:: TASK ::
Lines that contain "this" are to be counted; give only their number.

** Start THE DATA **

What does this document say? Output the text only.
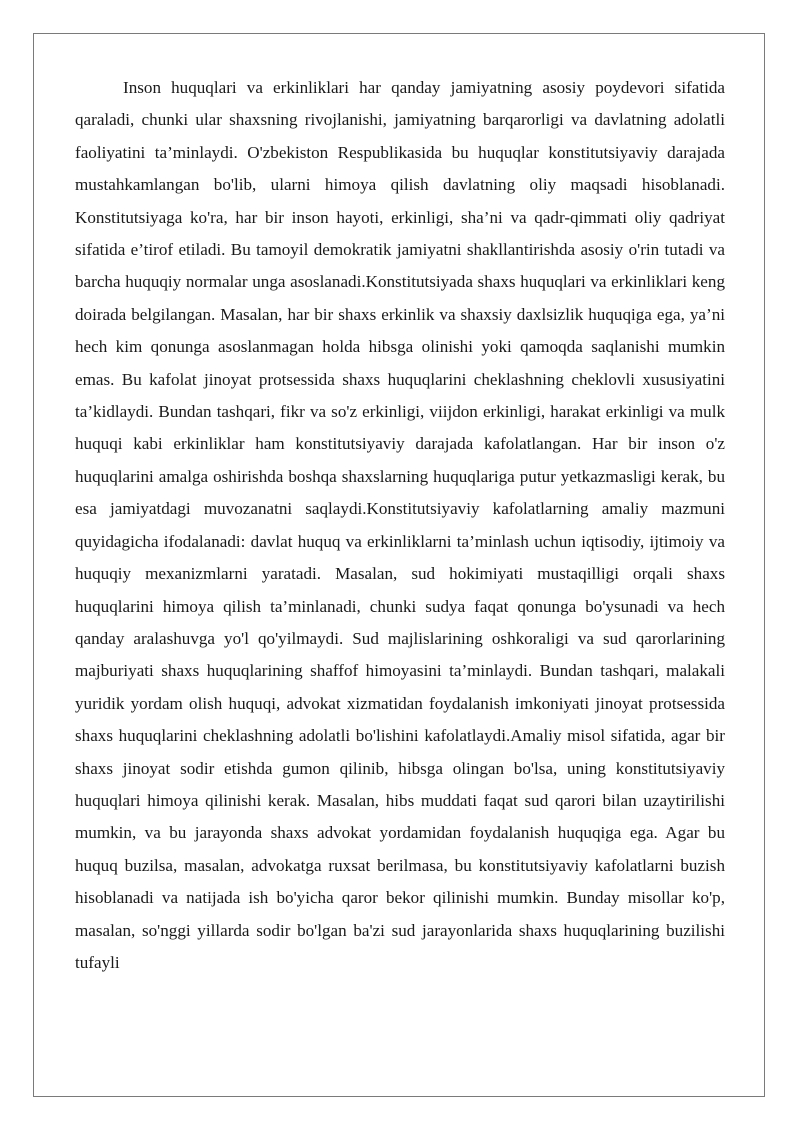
Inson huquqlari va erkinliklari har qanday jamiyatning asosiy poydevori sifatida qaraladi, chunki ular shaxsning rivojlanishi, jamiyatning barqarorligi va davlatning adolatli faoliyatini ta’minlaydi. O'zbekiston Respublikasida bu huquqlar konstitutsiyaviy darajada mustahkamlangan bo'lib, ularni himoya qilish davlatning oliy maqsadi hisoblanadi. Konstitutsiyaga ko'ra, har bir inson hayoti, erkinligi, sha’ni va qadr-qimmati oliy qadriyat sifatida e’tirof etiladi. Bu tamoyil demokratik jamiyatni shakllantirishda asosiy o'rin tutadi va barcha huquqiy normalar unga asoslanadi.Konstitutsiyada shaxs huquqlari va erkinliklari keng doirada belgilangan. Masalan, har bir shaxs erkinlik va shaxsiy daxlsizlik huquqiga ega, ya’ni hech kim qonunga asoslanmagan holda hibsga olinishi yoki qamoqda saqlanishi mumkin emas. Bu kafolat jinoyat protsessida shaxs huquqlarini cheklashning cheklovli xususiyatini ta’kidlaydi. Bundan tashqari, fikr va so'z erkinligi, viijdon erkinligi, harakat erkinligi va mulk huquqi kabi erkinliklar ham konstitutsiyaviy darajada kafolatlangan. Har bir inson o'z huquqlarini amalga oshirishda boshqa shaxslarning huquqlariga putur yetkazmasligi kerak, bu esa jamiyatdagi muvozanatni saqlaydi.Konstitutsiyaviy kafolatlarning amaliy mazmuni quyidagicha ifodalanadi: davlat huquq va erkinliklarni ta’minlash uchun iqtisodiy, ijtimoiy va huquqiy mexanizmlarni yaratadi. Masalan, sud hokimiyati mustaqilligi orqali shaxs huquqlarini himoya qilish ta’minlanadi, chunki sudya faqat qonunga bo'ysunadi va hech qanday aralashuvga yo'l qo'yilmaydi. Sud majlislarining oshkoraligi va sud qarorlarining majburiyati shaxs huquqlarining shaffof himoyasini ta’minlaydi. Bundan tashqari, malakali yuridik yordam olish huquqi, advokat xizmatidan foydalanish imkoniyati jinoyat protsessida shaxs huquqlarini cheklashning adolatli bo'lishini kafolatlaydi.Amaliy misol sifatida, agar bir shaxs jinoyat sodir etishda gumon qilinib, hibsga olingan bo'lsa, uning konstitutsiyaviy huquqlari himoya qilinishi kerak. Masalan, hibs muddati faqat sud qarori bilan uzaytirilishi mumkin, va bu jarayonda shaxs advokat yordamidan foydalanish huquqiga ega. Agar bu huquq buzilsa, masalan, advokatga ruxsat berilmasa, bu konstitutsiyaviy kafolatlarni buzish hisoblanadi va natijada ish bo'yicha qaror bekor qilinishi mumkin. Bunday misollar ko'p, masalan, so'nggi yillarda sodir bo'lgan ba'zi sud jarayonlarida shaxs huquqlarining buzilishi tufayli
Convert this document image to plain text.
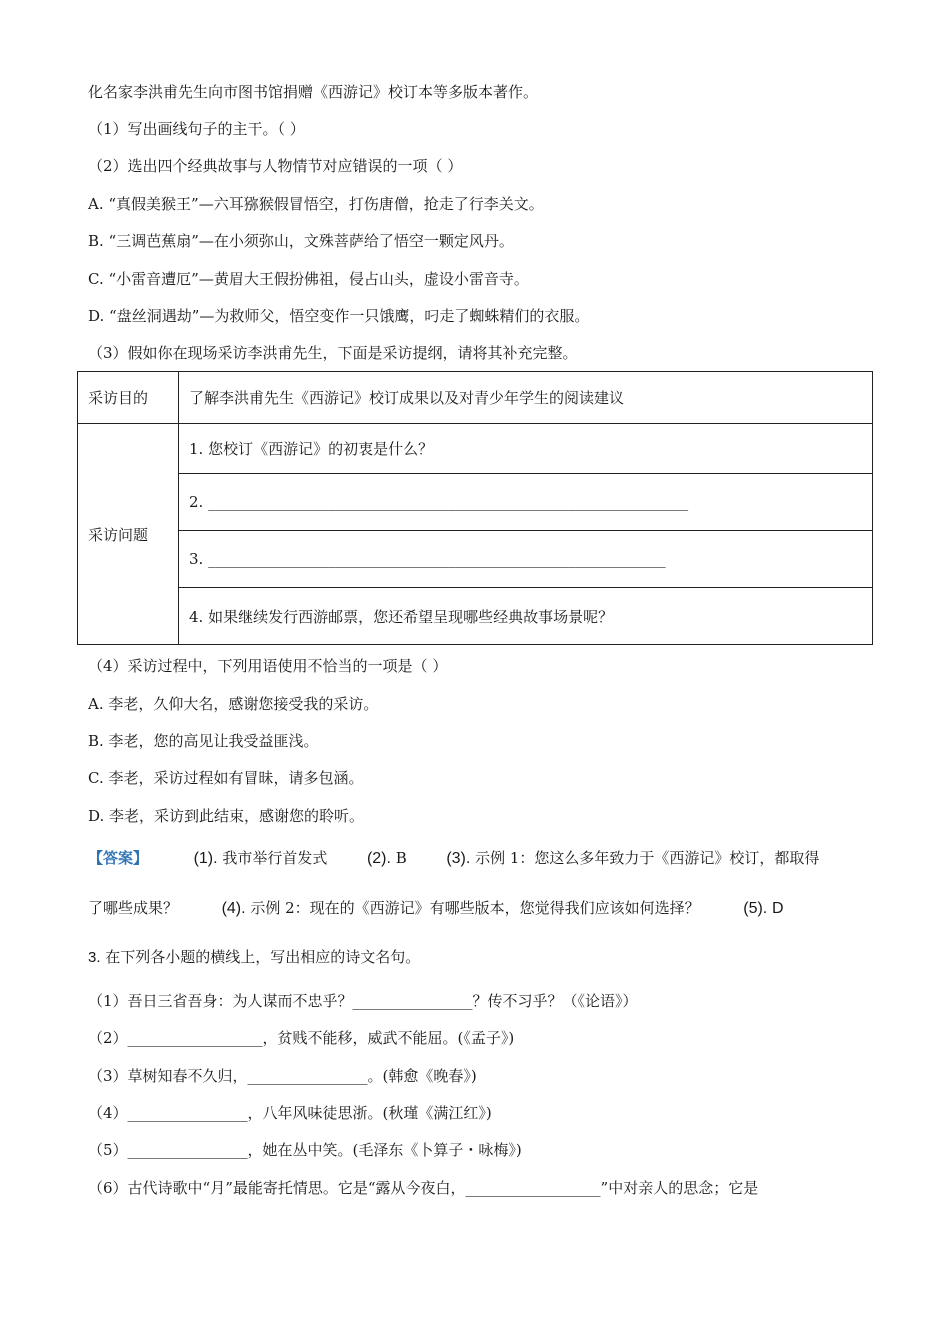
化名家李洪甫先生向市图书馆捐赠《西游记》校订本等多版本著作。
（1）写出画线句子的主干。（ ）
（2）选出四个经典故事与人物情节对应错误的一项（ ）
A. “真假美猴王”—六耳猕猴假冒悟空，打伤唐僧，抢走了行李关文。
B. “三调芭蕉扇”—在小须弥山，文殊菩萨给了悟空一颗定风丹。
C. “小雷音遭厄”—黄眉大王假扮佛祖，侵占山头，虚设小雷音寺。
D. “盘丝洞遇劫”—为救师父，悟空变作一只饿鹰，叼走了蜘蛛精们的衣服。
（3）假如你在现场采访李洪甫先生，下面是采访提纲，请将其补充完整。
采访目的	了解李洪甫先生《西游记》校订成果以及对青少年学生的阅读建议
采访问题	1. 您校订《西游记》的初衷是什么？
	2. ________________________________________________________________
	3. _____________________________________________________________
	4. 如果继续发行西游邮票，您还希望呈现哪些经典故事场景呢？
（4）采访过程中，下列用语使用不恰当的一项是（ ）
A. 李老，久仰大名，感谢您接受我的采访。
B. 李老，您的高见让我受益匪浅。
C. 李老，采访过程如有冒昧，请多包涵。
D. 李老，采访到此结束，感谢您的聆听。
【答案】	(1). 我市举行首发式 (2). B (3). 示例 1：您这么多年致力于《西游记》校订，都取得
了哪些成果？	(4). 示例 2：现在的《西游记》有哪些版本，您觉得我们应该如何选择？	(5). D
3. 在下列各小题的横线上，写出相应的诗文名句。
（1）吾日三省吾身：为人谋而不忠乎？________________？传不习乎？（《论语》）
（2）__________________，贫贱不能移，威武不能屈。(《孟子》)
（3）草树知春不久归，________________。(韩愈《晚春》)
（4）________________，八年风味徒思浙。(秋瑾《满江红》)
（5）________________，她在丛中笑。(毛泽东《卜算子・咏梅》)
（6）古代诗歌中“月”最能寄托情思。它是“露从今夜白，__________________”中对亲人的思念；它是
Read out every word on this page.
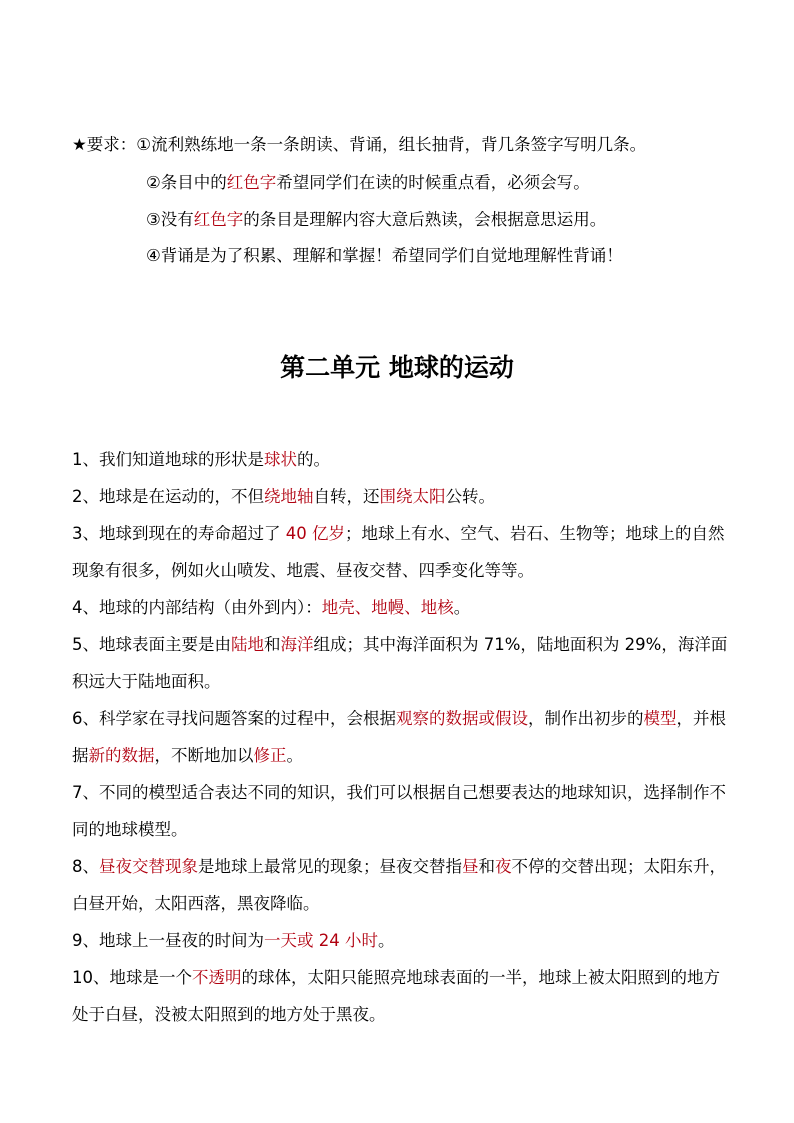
★要求：①流利熟练地一条一条朗读、背诵，组长抽背，背几条签字写明几条。
②条目中的红色字希望同学们在读的时候重点看，必须会写。
③没有红色字的条目是理解内容大意后熟读，会根据意思运用。
④背诵是为了积累、理解和掌握！希望同学们自觉地理解性背诵！
第二单元 地球的运动

1、我们知道地球的形状是球状的。

2、地球是在运动的，不但绕地轴自转，还围绕太阳公转。

3、地球到现在的寿命超过了 40 亿岁；地球上有水、空气、岩石、生物等；地球上的自然现象有很多，例如火山喷发、地震、昼夜交替、四季变化等等。

4、地球的内部结构（由外到内）：地壳、地幔、地核。

5、地球表面主要是由陆地和海洋组成；其中海洋面积为 71%，陆地面积为 29%，海洋面积远大于陆地面积。

6、科学家在寻找问题答案的过程中，会根据观察的数据或假设，制作出初步的模型，并根据新的数据，不断地加以修正。

7、不同的模型适合表达不同的知识，我们可以根据自己想要表达的地球知识，选择制作不同的地球模型。

8、昼夜交替现象是地球上最常见的现象；昼夜交替指昼和夜不停的交替出现；太阳东升，白昼开始，太阳西落，黑夜降临。

9、地球上一昼夜的时间为一天或 24 小时。

10、地球是一个不透明的球体，太阳只能照亮地球表面的一半，地球上被太阳照到的地方处于白昼，没被太阳照到的地方处于黑夜。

** End THE DATA **

:: WRITTEN SOLUTION ::
3